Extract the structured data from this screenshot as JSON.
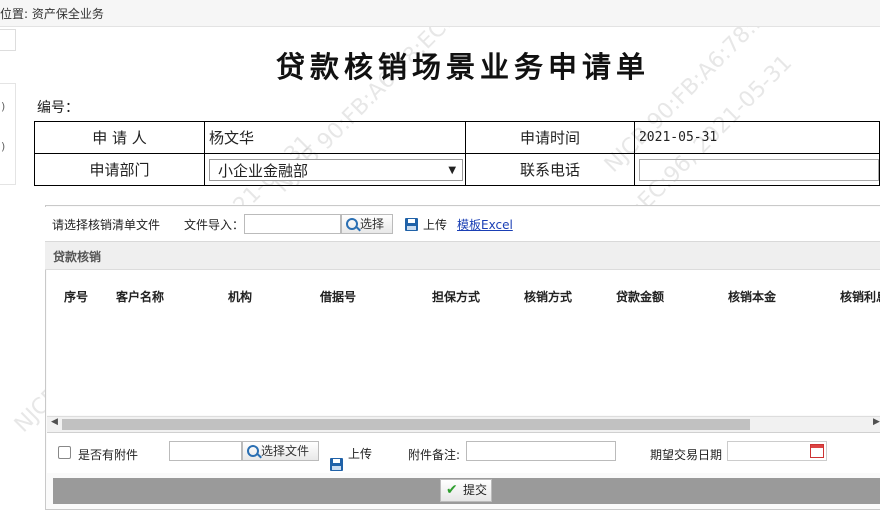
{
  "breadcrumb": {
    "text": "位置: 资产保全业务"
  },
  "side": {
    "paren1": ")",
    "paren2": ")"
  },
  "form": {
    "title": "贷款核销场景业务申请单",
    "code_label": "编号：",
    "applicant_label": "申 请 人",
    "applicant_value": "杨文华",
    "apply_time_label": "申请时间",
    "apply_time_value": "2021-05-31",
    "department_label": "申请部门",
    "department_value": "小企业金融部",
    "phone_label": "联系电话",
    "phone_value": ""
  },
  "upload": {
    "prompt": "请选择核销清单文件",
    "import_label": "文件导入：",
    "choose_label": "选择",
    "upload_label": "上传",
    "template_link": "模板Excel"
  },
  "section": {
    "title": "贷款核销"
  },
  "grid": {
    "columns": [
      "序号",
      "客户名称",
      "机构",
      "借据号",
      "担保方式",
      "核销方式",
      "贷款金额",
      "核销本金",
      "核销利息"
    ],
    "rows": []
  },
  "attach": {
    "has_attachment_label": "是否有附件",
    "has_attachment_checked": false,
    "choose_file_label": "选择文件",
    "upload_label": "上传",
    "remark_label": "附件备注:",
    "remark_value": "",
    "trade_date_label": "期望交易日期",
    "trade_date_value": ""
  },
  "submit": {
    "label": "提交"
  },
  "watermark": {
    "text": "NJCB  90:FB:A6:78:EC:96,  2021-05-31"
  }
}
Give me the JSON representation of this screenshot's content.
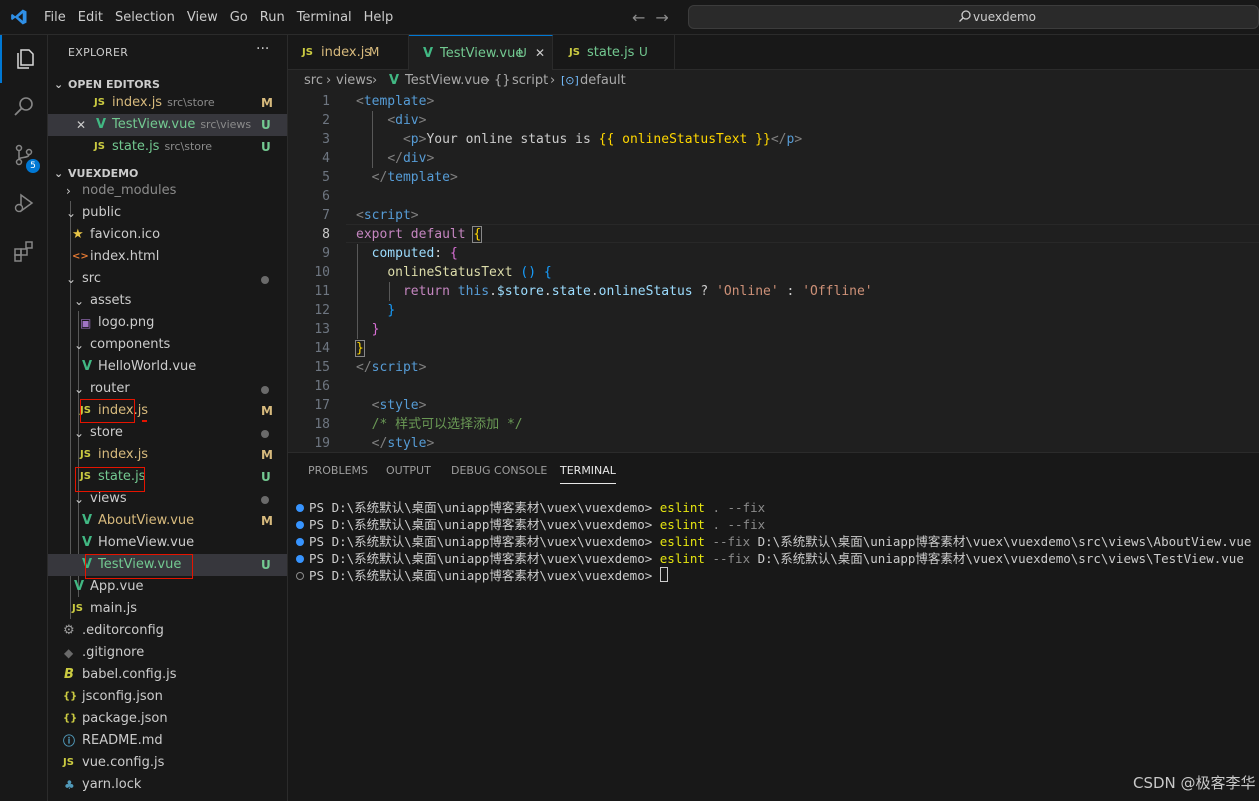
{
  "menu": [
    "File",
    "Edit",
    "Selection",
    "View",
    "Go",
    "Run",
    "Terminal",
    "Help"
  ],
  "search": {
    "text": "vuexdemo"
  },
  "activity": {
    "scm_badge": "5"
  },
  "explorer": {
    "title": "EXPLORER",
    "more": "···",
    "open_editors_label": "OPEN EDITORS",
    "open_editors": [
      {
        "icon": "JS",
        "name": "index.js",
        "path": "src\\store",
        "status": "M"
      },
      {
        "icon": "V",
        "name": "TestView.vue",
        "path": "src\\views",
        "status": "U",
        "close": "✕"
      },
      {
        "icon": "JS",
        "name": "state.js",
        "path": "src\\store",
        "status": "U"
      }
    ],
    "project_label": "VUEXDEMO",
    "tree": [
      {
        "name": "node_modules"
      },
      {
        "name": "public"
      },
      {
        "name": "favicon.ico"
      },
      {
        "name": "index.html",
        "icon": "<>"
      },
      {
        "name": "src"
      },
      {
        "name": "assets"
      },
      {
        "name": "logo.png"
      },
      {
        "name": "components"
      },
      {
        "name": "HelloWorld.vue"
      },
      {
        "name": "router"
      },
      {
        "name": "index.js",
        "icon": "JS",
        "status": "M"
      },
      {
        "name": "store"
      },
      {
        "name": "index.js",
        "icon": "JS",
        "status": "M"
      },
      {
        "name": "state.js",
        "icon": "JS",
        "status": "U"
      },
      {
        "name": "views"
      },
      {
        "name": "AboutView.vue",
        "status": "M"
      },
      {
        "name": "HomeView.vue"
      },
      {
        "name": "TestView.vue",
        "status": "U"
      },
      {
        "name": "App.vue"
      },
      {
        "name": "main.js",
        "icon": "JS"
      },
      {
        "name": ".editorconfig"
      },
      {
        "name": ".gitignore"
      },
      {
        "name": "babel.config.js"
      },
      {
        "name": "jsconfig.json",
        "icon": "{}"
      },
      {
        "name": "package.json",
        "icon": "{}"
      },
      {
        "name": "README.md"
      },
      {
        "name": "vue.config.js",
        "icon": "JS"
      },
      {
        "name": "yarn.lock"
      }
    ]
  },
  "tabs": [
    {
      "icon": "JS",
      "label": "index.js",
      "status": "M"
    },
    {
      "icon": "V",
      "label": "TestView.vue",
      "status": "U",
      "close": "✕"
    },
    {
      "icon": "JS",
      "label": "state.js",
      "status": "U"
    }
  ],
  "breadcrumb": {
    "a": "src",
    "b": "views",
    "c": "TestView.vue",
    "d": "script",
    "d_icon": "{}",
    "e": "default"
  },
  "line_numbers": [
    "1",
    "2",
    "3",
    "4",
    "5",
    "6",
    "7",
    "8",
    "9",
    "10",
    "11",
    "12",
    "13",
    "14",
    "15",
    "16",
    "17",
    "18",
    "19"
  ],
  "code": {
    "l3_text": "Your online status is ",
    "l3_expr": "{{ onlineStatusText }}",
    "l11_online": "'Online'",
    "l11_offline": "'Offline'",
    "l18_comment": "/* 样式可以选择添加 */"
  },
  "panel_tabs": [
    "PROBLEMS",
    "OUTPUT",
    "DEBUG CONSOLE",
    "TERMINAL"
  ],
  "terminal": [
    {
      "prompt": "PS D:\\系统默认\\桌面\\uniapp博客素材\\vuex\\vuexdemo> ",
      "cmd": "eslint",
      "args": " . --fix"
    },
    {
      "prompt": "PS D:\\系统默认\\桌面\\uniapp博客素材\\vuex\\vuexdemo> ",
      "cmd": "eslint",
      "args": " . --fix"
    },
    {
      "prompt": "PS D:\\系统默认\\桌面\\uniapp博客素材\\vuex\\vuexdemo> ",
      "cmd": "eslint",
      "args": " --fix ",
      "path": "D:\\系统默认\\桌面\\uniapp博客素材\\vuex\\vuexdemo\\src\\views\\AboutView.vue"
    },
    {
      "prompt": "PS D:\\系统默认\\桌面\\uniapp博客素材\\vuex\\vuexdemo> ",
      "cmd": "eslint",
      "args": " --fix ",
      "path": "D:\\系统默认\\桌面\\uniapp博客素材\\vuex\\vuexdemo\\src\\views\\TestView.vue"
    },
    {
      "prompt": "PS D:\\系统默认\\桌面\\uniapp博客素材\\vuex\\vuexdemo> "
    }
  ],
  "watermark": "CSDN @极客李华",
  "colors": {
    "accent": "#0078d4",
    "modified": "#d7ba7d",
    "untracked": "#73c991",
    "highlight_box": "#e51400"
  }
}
▬▬▬
Quote in full the listing given above; the images are to be left out.

§ ANSWER IN FULL
Extract the structured data from this screenshot as JSON.
{
  "breadcrumb": {
    "text": "位置: 资产保全业务"
  },
  "side": {
    "paren1": ")",
    "paren2": ")"
  },
  "form": {
    "title": "贷款核销场景业务申请单",
    "code_label": "编号：",
    "applicant_label": "申 请 人",
    "applicant_value": "杨文华",
    "apply_time_label": "申请时间",
    "apply_time_value": "2021-05-31",
    "department_label": "申请部门",
    "department_value": "小企业金融部",
    "phone_label": "联系电话",
    "phone_value": ""
  },
  "upload": {
    "prompt": "请选择核销清单文件",
    "import_label": "文件导入：",
    "choose_label": "选择",
    "upload_label": "上传",
    "template_link": "模板Excel"
  },
  "section": {
    "title": "贷款核销"
  },
  "grid": {
    "columns": [
      "序号",
      "客户名称",
      "机构",
      "借据号",
      "担保方式",
      "核销方式",
      "贷款金额",
      "核销本金",
      "核销利息"
    ],
    "rows": []
  },
  "attach": {
    "has_attachment_label": "是否有附件",
    "has_attachment_checked": false,
    "choose_file_label": "选择文件",
    "upload_label": "上传",
    "remark_label": "附件备注:",
    "remark_value": "",
    "trade_date_label": "期望交易日期",
    "trade_date_value": ""
  },
  "submit": {
    "label": "提交"
  },
  "watermark": {
    "text": "NJCB  90:FB:A6:78:EC:96,  2021-05-31"
  }
}
Give me the JSON representation of this screenshot's content.
{
  "menu": [
    "File",
    "Edit",
    "Selection",
    "View",
    "Go",
    "Run",
    "Terminal",
    "Help"
  ],
  "search": {
    "text": "vuexdemo"
  },
  "activity": {
    "scm_badge": "5"
  },
  "explorer": {
    "title": "EXPLORER",
    "more": "···",
    "open_editors_label": "OPEN EDITORS",
    "open_editors": [
      {
        "icon": "JS",
        "name": "index.js",
        "path": "src\\store",
        "status": "M"
      },
      {
        "icon": "V",
        "name": "TestView.vue",
        "path": "src\\views",
        "status": "U",
        "close": "✕"
      },
      {
        "icon": "JS",
        "name": "state.js",
        "path": "src\\store",
        "status": "U"
      }
    ],
    "project_label": "VUEXDEMO",
    "tree": [
      {
        "name": "node_modules"
      },
      {
        "name": "public"
      },
      {
        "name": "favicon.ico"
      },
      {
        "name": "index.html",
        "icon": "<>"
      },
      {
        "name": "src"
      },
      {
        "name": "assets"
      },
      {
        "name": "logo.png"
      },
      {
        "name": "components"
      },
      {
        "name": "HelloWorld.vue"
      },
      {
        "name": "router"
      },
      {
        "name": "index.js",
        "icon": "JS",
        "status": "M"
      },
      {
        "name": "store"
      },
      {
        "name": "index.js",
        "icon": "JS",
        "status": "M"
      },
      {
        "name": "state.js",
        "icon": "JS",
        "status": "U"
      },
      {
        "name": "views"
      },
      {
        "name": "AboutView.vue",
        "status": "M"
      },
      {
        "name": "HomeView.vue"
      },
      {
        "name": "TestView.vue",
        "status": "U"
      },
      {
        "name": "App.vue"
      },
      {
        "name": "main.js",
        "icon": "JS"
      },
      {
        "name": ".editorconfig"
      },
      {
        "name": ".gitignore"
      },
      {
        "name": "babel.config.js"
      },
      {
        "name": "jsconfig.json",
        "icon": "{}"
      },
      {
        "name": "package.json",
        "icon": "{}"
      },
      {
        "name": "README.md"
      },
      {
        "name": "vue.config.js",
        "icon": "JS"
      },
      {
        "name": "yarn.lock"
      }
    ]
  },
  "tabs": [
    {
      "icon": "JS",
      "label": "index.js",
      "status": "M"
    },
    {
      "icon": "V",
      "label": "TestView.vue",
      "status": "U",
      "close": "✕"
    },
    {
      "icon": "JS",
      "label": "state.js",
      "status": "U"
    }
  ],
  "breadcrumb": {
    "a": "src",
    "b": "views",
    "c": "TestView.vue",
    "d": "script",
    "d_icon": "{}",
    "e": "default"
  },
  "line_numbers": [
    "1",
    "2",
    "3",
    "4",
    "5",
    "6",
    "7",
    "8",
    "9",
    "10",
    "11",
    "12",
    "13",
    "14",
    "15",
    "16",
    "17",
    "18",
    "19"
  ],
  "code": {
    "l3_text": "Your online status is ",
    "l3_expr": "{{ onlineStatusText }}",
    "l11_online": "'Online'",
    "l11_offline": "'Offline'",
    "l18_comment": "/* 样式可以选择添加 */"
  },
  "panel_tabs": [
    "PROBLEMS",
    "OUTPUT",
    "DEBUG CONSOLE",
    "TERMINAL"
  ],
  "terminal": [
    {
      "prompt": "PS D:\\系统默认\\桌面\\uniapp博客素材\\vuex\\vuexdemo> ",
      "cmd": "eslint",
      "args": " . --fix"
    },
    {
      "prompt": "PS D:\\系统默认\\桌面\\uniapp博客素材\\vuex\\vuexdemo> ",
      "cmd": "eslint",
      "args": " . --fix"
    },
    {
      "prompt": "PS D:\\系统默认\\桌面\\uniapp博客素材\\vuex\\vuexdemo> ",
      "cmd": "eslint",
      "args": " --fix ",
      "path": "D:\\系统默认\\桌面\\uniapp博客素材\\vuex\\vuexdemo\\src\\views\\AboutView.vue"
    },
    {
      "prompt": "PS D:\\系统默认\\桌面\\uniapp博客素材\\vuex\\vuexdemo> ",
      "cmd": "eslint",
      "args": " --fix ",
      "path": "D:\\系统默认\\桌面\\uniapp博客素材\\vuex\\vuexdemo\\src\\views\\TestView.vue"
    },
    {
      "prompt": "PS D:\\系统默认\\桌面\\uniapp博客素材\\vuex\\vuexdemo> "
    }
  ],
  "watermark": "CSDN @极客李华",
  "colors": {
    "accent": "#0078d4",
    "modified": "#d7ba7d",
    "untracked": "#73c991",
    "highlight_box": "#e51400"
  }
}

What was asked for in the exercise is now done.